Task brief> Set out each line from the following listing that includes the word "سفيان".

Provided material>
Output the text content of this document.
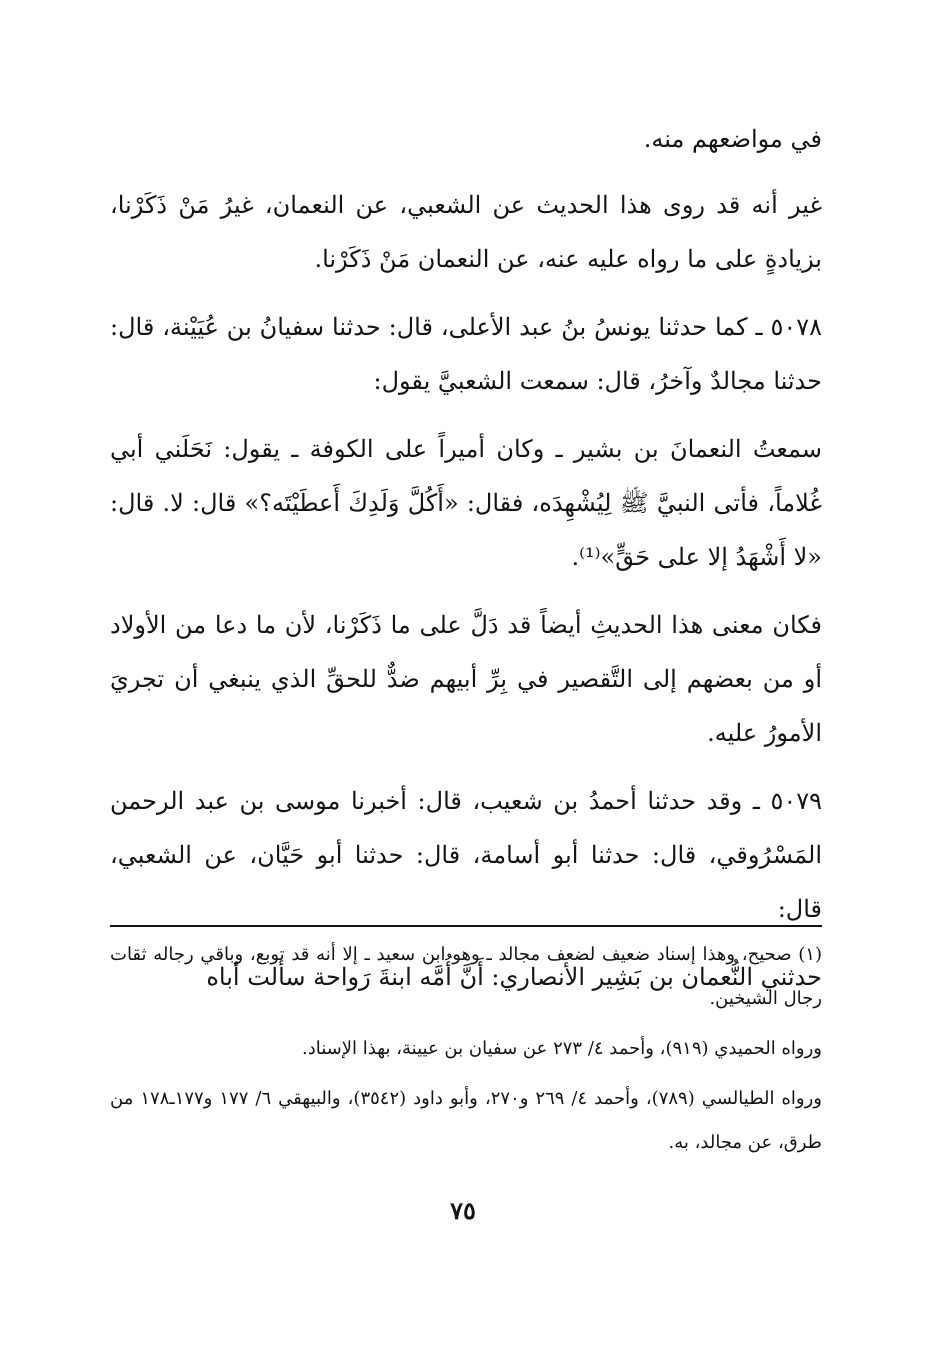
في مواضعهم منه.

غير أنه قد روى هذا الحديث عن الشعبي، عن النعمان، غيرُ مَنْ ذَكَرْنا، بزيادةٍ على ما رواه عليه عنه، عن النعمان مَنْ ذَكَرْنا.

٥٠٧٨ ـ كما حدثنا يونسُ بنُ عبد الأعلى، قال: حدثنا سفيانُ بن عُيَيْنة، قال: حدثنا مجالدٌ وآخرُ، قال: سمعت الشعبيَّ يقول:

سمعتُ النعمانَ بن بشير ـ وكان أميراً على الكوفة ـ يقول: نَحَلَني أبي غُلاماً، فأتى النبيَّ ﷺ لِيُشْهِدَه، فقال: «أَكُلَّ وَلَدِكَ أَعطَيْتَه؟» قال: لا. قال: «لا أَشْهَدُ إلا على حَقٍّ»⁽¹⁾.

فكان معنى هذا الحديثِ أيضاً قد دَلَّ على ما ذَكَرْنا، لأن ما دعا من الأولاد أو من بعضهم إلى التَّقصير في بِرِّ أبيهم ضدٌّ للحقِّ الذي ينبغي أن تجريَ الأمورُ عليه.

٥٠٧٩ ـ وقد حدثنا أحمدُ بن شعيب، قال: أخبرنا موسى بن عبد الرحمن المَسْرُوقي، قال: حدثنا أبو أسامة، قال: حدثنا أبو حَيَّان، عن الشعبي، قال:

حدثني النُّعمان بن بَشِير الأنصاري: أَنَّ أُمَّه ابنةَ رَواحة سألت أباه

(١) صحيح، وهذا إسناد ضعيف لضعف مجالد ـ وهو ابن سعيد ـ إلا أنه قد توبع، وباقي رجاله ثقات رجال الشيخين.

ورواه الحميدي (٩١٩)، وأحمد ٤/ ٢٧٣ عن سفيان بن عيينة، بهذا الإسناد.

ورواه الطيالسي (٧٨٩)، وأحمد ٤/ ٢٦٩ و٢٧٠، وأبو داود (٣٥٤٢)، والبيهقي ٦/ ١٧٧ و١٧٧ـ١٧٨ من طرق، عن مجالد، به.

٧٥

Finished answer>
٥٠٧٨ ـ كما حدثنا يونسُ بنُ عبد الأعلى، قال: حدثنا سفيانُ بن عُيَيْنة، قال: حدثنا مجالدٌ وآخرُ، قال: سمعت الشعبيَّ يقول:
ورواه الحميدي (٩١٩)، وأحمد ٤/ ٢٧٣ عن سفيان بن عيينة، بهذا الإسناد.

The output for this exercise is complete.